■ **OBJECTIVE**
Without the pictures, repeat the listing character for character.

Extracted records

_____

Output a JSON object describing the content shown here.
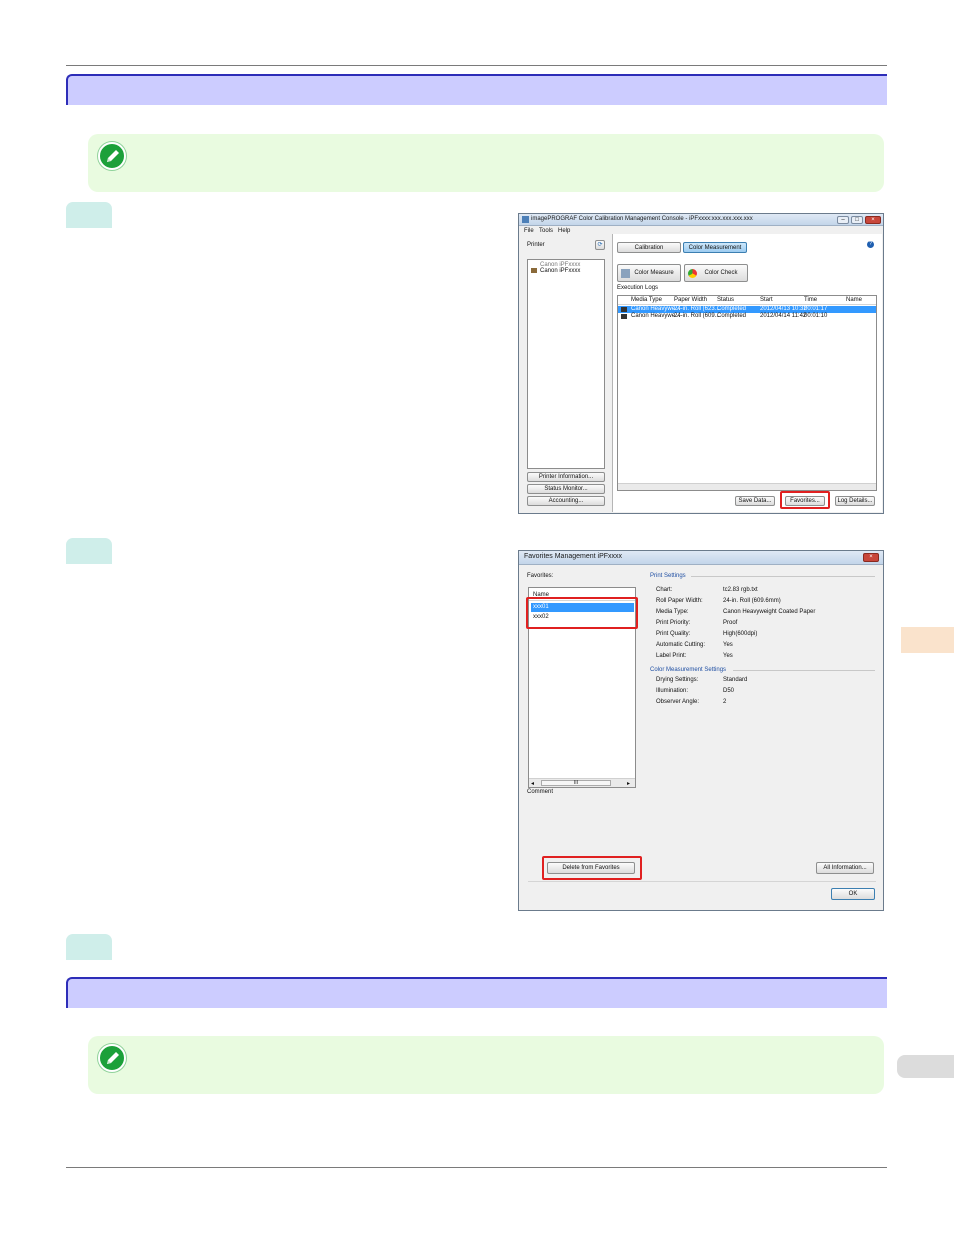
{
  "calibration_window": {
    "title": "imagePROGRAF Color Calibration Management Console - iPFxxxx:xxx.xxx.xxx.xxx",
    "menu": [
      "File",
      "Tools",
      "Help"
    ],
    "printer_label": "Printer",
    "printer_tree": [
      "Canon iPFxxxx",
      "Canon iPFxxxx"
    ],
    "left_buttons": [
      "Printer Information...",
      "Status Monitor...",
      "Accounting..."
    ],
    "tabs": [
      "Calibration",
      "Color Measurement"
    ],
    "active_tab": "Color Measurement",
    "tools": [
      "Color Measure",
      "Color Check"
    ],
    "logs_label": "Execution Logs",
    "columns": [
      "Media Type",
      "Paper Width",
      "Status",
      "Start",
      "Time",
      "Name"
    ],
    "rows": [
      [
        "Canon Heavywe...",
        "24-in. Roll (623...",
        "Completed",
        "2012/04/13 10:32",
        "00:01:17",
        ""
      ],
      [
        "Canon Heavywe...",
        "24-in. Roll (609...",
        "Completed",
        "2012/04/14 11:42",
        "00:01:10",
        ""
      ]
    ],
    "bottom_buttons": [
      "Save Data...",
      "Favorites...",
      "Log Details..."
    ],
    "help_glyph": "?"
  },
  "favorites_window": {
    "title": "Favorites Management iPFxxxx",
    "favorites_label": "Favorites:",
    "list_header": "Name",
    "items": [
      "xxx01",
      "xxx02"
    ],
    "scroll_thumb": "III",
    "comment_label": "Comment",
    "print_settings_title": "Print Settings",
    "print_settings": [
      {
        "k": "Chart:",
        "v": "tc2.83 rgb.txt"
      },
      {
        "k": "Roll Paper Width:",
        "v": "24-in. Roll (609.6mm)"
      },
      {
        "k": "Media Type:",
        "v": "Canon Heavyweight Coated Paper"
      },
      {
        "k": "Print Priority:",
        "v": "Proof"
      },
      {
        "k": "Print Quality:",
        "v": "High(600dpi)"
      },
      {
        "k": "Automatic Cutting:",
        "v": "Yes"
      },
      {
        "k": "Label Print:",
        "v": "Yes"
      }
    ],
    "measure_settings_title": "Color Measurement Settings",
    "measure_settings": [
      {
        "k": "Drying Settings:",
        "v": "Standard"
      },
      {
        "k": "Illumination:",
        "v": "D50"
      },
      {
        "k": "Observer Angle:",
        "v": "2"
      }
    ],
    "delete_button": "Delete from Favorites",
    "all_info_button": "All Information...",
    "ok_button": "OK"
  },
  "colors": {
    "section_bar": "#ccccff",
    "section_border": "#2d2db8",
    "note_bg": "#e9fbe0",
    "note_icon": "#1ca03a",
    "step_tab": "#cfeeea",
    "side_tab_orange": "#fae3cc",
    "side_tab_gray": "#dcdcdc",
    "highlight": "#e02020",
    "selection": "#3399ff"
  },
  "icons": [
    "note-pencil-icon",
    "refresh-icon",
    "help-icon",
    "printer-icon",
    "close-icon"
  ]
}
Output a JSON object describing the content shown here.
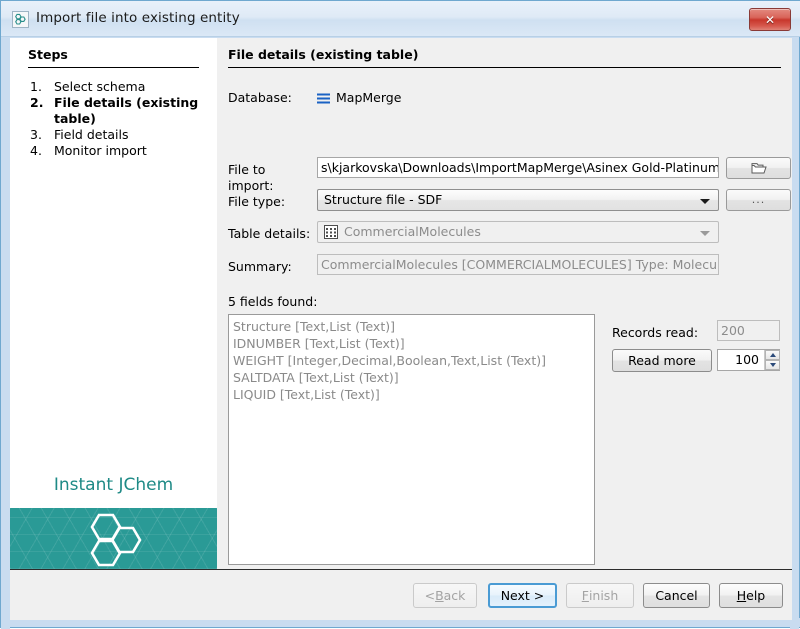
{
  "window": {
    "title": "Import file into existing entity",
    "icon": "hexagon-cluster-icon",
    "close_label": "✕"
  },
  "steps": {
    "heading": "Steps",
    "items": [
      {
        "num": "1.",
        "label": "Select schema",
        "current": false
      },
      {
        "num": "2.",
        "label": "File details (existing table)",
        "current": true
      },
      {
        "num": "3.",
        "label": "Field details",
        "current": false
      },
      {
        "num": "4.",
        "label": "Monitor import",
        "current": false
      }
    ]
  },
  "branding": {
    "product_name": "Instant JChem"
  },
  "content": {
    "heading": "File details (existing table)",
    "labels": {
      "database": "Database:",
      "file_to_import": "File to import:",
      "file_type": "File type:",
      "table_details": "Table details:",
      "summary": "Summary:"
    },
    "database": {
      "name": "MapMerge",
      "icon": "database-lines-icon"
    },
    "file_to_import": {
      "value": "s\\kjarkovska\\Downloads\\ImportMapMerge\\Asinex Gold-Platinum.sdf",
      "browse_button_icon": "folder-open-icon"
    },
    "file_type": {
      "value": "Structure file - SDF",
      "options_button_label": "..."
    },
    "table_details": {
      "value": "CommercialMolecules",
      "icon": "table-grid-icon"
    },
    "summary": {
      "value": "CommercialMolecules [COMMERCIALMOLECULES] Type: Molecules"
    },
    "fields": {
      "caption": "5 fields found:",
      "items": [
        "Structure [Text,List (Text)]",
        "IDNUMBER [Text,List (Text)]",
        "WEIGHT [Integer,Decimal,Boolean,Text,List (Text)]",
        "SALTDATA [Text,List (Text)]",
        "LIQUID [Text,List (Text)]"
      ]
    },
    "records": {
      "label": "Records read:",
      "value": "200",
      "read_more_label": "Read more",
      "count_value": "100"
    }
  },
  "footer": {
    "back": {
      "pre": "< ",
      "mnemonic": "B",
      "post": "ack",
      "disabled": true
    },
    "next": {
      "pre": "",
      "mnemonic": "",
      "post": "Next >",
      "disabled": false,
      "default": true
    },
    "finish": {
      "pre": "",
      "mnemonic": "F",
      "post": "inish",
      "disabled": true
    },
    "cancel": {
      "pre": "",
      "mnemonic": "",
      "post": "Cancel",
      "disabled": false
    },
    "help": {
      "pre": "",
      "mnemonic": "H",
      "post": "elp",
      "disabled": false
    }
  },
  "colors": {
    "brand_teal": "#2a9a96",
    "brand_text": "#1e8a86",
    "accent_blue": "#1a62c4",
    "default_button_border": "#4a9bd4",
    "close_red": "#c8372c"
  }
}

_____

■ **OUTPUT FOR THIS TASK**
Output a JSON object describing the content shown here.
{
  "calibration_window": {
    "title": "imagePROGRAF Color Calibration Management Console - iPFxxxx:xxx.xxx.xxx.xxx",
    "menu": [
      "File",
      "Tools",
      "Help"
    ],
    "printer_label": "Printer",
    "printer_tree": [
      "Canon iPFxxxx",
      "Canon iPFxxxx"
    ],
    "left_buttons": [
      "Printer Information...",
      "Status Monitor...",
      "Accounting..."
    ],
    "tabs": [
      "Calibration",
      "Color Measurement"
    ],
    "active_tab": "Color Measurement",
    "tools": [
      "Color Measure",
      "Color Check"
    ],
    "logs_label": "Execution Logs",
    "columns": [
      "Media Type",
      "Paper Width",
      "Status",
      "Start",
      "Time",
      "Name"
    ],
    "rows": [
      [
        "Canon Heavywe...",
        "24-in. Roll (623...",
        "Completed",
        "2012/04/13 10:32",
        "00:01:17",
        ""
      ],
      [
        "Canon Heavywe...",
        "24-in. Roll (609...",
        "Completed",
        "2012/04/14 11:42",
        "00:01:10",
        ""
      ]
    ],
    "bottom_buttons": [
      "Save Data...",
      "Favorites...",
      "Log Details..."
    ],
    "help_glyph": "?"
  },
  "favorites_window": {
    "title": "Favorites Management iPFxxxx",
    "favorites_label": "Favorites:",
    "list_header": "Name",
    "items": [
      "xxx01",
      "xxx02"
    ],
    "scroll_thumb": "III",
    "comment_label": "Comment",
    "print_settings_title": "Print Settings",
    "print_settings": [
      {
        "k": "Chart:",
        "v": "tc2.83 rgb.txt"
      },
      {
        "k": "Roll Paper Width:",
        "v": "24-in. Roll (609.6mm)"
      },
      {
        "k": "Media Type:",
        "v": "Canon Heavyweight Coated Paper"
      },
      {
        "k": "Print Priority:",
        "v": "Proof"
      },
      {
        "k": "Print Quality:",
        "v": "High(600dpi)"
      },
      {
        "k": "Automatic Cutting:",
        "v": "Yes"
      },
      {
        "k": "Label Print:",
        "v": "Yes"
      }
    ],
    "measure_settings_title": "Color Measurement Settings",
    "measure_settings": [
      {
        "k": "Drying Settings:",
        "v": "Standard"
      },
      {
        "k": "Illumination:",
        "v": "D50"
      },
      {
        "k": "Observer Angle:",
        "v": "2"
      }
    ],
    "delete_button": "Delete from Favorites",
    "all_info_button": "All Information...",
    "ok_button": "OK"
  },
  "colors": {
    "section_bar": "#ccccff",
    "section_border": "#2d2db8",
    "note_bg": "#e9fbe0",
    "note_icon": "#1ca03a",
    "step_tab": "#cfeeea",
    "side_tab_orange": "#fae3cc",
    "side_tab_gray": "#dcdcdc",
    "highlight": "#e02020",
    "selection": "#3399ff"
  },
  "icons": [
    "note-pencil-icon",
    "refresh-icon",
    "help-icon",
    "printer-icon",
    "close-icon"
  ]
}
Output a JSON object describing the content shown here.
{
  "window": {
    "title": "Import file into existing entity",
    "icon": "hexagon-cluster-icon",
    "close_label": "✕"
  },
  "steps": {
    "heading": "Steps",
    "items": [
      {
        "num": "1.",
        "label": "Select schema",
        "current": false
      },
      {
        "num": "2.",
        "label": "File details (existing table)",
        "current": true
      },
      {
        "num": "3.",
        "label": "Field details",
        "current": false
      },
      {
        "num": "4.",
        "label": "Monitor import",
        "current": false
      }
    ]
  },
  "branding": {
    "product_name": "Instant JChem"
  },
  "content": {
    "heading": "File details (existing table)",
    "labels": {
      "database": "Database:",
      "file_to_import": "File to import:",
      "file_type": "File type:",
      "table_details": "Table details:",
      "summary": "Summary:"
    },
    "database": {
      "name": "MapMerge",
      "icon": "database-lines-icon"
    },
    "file_to_import": {
      "value": "s\\kjarkovska\\Downloads\\ImportMapMerge\\Asinex Gold-Platinum.sdf",
      "browse_button_icon": "folder-open-icon"
    },
    "file_type": {
      "value": "Structure file - SDF",
      "options_button_label": "..."
    },
    "table_details": {
      "value": "CommercialMolecules",
      "icon": "table-grid-icon"
    },
    "summary": {
      "value": "CommercialMolecules [COMMERCIALMOLECULES] Type: Molecules"
    },
    "fields": {
      "caption": "5 fields found:",
      "items": [
        "Structure [Text,List (Text)]",
        "IDNUMBER [Text,List (Text)]",
        "WEIGHT [Integer,Decimal,Boolean,Text,List (Text)]",
        "SALTDATA [Text,List (Text)]",
        "LIQUID [Text,List (Text)]"
      ]
    },
    "records": {
      "label": "Records read:",
      "value": "200",
      "read_more_label": "Read more",
      "count_value": "100"
    }
  },
  "footer": {
    "back": {
      "pre": "< ",
      "mnemonic": "B",
      "post": "ack",
      "disabled": true
    },
    "next": {
      "pre": "",
      "mnemonic": "",
      "post": "Next >",
      "disabled": false,
      "default": true
    },
    "finish": {
      "pre": "",
      "mnemonic": "F",
      "post": "inish",
      "disabled": true
    },
    "cancel": {
      "pre": "",
      "mnemonic": "",
      "post": "Cancel",
      "disabled": false
    },
    "help": {
      "pre": "",
      "mnemonic": "H",
      "post": "elp",
      "disabled": false
    }
  },
  "colors": {
    "brand_teal": "#2a9a96",
    "brand_text": "#1e8a86",
    "accent_blue": "#1a62c4",
    "default_button_border": "#4a9bd4",
    "close_red": "#c8372c"
  }
}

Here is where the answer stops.